AIM OF THE TASK:
Search the listing below for "current". Copy each matching line.

^^^^^^^^^^^^^^^^

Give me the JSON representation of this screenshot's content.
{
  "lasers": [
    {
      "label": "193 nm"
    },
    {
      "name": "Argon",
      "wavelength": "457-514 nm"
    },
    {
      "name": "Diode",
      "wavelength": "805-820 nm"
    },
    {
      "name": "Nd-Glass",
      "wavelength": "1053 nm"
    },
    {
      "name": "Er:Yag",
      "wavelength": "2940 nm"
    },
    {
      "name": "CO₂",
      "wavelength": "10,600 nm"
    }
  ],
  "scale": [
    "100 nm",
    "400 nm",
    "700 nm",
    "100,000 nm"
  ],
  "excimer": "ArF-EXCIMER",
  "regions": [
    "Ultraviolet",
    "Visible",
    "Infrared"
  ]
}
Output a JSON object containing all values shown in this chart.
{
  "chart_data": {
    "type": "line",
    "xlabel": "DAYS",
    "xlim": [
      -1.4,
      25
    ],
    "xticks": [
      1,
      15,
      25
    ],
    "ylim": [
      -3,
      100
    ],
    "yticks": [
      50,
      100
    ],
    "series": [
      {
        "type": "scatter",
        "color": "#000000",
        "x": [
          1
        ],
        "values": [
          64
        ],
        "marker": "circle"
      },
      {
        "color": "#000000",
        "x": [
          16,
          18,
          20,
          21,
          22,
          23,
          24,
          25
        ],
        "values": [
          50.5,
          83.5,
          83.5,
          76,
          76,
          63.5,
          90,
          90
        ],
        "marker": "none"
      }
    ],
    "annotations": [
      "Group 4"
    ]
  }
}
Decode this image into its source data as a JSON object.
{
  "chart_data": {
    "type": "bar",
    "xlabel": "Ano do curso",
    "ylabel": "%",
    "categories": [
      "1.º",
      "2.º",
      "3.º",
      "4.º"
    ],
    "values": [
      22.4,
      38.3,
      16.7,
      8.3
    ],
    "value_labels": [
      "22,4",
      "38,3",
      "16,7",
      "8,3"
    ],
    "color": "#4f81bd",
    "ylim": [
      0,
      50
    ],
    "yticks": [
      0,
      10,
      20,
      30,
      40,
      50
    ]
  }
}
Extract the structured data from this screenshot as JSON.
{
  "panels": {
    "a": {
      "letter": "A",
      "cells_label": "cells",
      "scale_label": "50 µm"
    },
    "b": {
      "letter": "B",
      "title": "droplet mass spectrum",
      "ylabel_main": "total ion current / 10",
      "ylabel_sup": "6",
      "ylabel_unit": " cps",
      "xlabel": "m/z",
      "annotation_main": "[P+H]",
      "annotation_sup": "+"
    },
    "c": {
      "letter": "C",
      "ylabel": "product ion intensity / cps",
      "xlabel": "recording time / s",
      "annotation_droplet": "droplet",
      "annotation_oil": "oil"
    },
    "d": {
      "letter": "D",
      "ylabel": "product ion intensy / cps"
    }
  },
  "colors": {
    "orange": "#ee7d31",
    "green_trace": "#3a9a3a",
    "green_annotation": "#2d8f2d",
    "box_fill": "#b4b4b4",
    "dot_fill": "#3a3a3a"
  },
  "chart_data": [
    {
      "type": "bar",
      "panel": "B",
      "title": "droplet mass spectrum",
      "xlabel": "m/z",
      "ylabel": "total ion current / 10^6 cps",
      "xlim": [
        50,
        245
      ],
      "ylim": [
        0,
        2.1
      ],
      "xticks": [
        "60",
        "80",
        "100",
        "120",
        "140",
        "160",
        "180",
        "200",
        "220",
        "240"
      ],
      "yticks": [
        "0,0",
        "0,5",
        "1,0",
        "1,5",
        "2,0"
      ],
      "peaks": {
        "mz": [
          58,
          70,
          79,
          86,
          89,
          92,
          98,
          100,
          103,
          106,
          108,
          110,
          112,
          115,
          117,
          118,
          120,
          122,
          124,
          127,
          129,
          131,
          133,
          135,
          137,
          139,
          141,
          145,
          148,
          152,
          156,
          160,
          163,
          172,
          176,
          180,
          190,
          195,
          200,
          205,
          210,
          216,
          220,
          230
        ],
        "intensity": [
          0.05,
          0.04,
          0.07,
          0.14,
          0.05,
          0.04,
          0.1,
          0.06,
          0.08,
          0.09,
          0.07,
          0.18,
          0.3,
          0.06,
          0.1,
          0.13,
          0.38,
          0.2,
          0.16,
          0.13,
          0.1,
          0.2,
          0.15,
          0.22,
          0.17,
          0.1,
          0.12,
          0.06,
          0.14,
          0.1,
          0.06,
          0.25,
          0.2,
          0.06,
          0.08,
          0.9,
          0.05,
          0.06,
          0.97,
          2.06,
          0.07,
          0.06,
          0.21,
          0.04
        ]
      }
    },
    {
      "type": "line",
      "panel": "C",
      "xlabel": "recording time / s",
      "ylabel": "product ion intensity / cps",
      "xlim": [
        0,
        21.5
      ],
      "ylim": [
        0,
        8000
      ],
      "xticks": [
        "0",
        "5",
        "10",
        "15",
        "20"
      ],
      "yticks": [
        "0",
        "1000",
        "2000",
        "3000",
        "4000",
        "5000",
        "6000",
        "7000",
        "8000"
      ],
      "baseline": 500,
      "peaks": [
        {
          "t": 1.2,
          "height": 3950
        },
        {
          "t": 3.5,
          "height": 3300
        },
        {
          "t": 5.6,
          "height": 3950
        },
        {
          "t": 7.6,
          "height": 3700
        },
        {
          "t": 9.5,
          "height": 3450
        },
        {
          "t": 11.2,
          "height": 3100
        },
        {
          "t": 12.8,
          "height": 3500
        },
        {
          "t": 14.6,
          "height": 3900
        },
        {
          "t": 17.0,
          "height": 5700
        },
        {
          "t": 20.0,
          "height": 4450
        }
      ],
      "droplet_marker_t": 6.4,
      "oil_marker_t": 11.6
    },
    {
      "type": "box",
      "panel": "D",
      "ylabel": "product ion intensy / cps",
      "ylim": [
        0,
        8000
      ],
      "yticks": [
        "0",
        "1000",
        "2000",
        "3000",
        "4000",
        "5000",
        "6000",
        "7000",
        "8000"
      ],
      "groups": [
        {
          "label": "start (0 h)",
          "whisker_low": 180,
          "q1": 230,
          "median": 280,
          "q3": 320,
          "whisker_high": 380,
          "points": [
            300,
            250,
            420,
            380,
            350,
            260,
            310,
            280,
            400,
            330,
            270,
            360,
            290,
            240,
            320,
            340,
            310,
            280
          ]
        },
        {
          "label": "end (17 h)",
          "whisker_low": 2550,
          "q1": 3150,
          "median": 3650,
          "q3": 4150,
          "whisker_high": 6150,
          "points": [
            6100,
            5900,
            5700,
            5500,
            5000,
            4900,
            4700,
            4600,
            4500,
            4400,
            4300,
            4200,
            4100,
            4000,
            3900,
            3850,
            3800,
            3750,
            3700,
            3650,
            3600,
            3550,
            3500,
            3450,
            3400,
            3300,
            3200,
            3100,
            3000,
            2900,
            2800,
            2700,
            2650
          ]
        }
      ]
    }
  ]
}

^^^^^^^^^^^^^^^^

THE ANSWER:
      "ylabel_main": "total ion current / 10",
      "ylabel": "total ion current / 10^6 cps",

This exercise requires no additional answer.